# TAREFA DO EXERCÍCIO
Localize nos itens abaixo cada linha que contém a palavra "lake" e copie essas linhas. Diferencie maiúsculas de minúsculas.

# LISTAGEM

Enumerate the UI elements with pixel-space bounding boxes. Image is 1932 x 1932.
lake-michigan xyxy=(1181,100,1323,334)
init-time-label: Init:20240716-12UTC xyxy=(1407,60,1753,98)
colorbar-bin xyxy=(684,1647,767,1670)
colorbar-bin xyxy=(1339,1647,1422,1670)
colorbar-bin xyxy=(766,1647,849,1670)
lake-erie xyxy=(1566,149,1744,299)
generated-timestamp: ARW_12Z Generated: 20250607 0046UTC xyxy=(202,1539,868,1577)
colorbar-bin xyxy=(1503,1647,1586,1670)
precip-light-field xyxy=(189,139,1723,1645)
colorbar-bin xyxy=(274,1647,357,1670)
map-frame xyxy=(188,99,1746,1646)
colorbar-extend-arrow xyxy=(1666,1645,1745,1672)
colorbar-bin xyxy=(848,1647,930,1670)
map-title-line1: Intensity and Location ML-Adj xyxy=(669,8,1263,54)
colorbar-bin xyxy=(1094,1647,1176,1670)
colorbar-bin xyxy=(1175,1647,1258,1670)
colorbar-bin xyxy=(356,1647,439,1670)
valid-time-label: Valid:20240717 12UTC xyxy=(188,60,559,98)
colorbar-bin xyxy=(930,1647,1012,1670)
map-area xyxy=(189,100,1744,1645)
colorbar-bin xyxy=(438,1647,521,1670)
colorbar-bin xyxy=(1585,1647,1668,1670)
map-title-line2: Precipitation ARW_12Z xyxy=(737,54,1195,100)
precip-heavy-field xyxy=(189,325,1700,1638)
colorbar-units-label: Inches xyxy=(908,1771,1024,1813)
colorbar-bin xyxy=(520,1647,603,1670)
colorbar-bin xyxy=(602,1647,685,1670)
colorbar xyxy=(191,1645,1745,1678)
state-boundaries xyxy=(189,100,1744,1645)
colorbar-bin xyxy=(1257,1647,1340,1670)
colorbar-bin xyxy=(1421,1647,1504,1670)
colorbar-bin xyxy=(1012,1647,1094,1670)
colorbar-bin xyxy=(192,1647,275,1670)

# RESPOSTA AO EXERCÍCIO
lake-michigan xyxy=(1181,100,1323,334)
lake-erie xyxy=(1566,149,1744,299)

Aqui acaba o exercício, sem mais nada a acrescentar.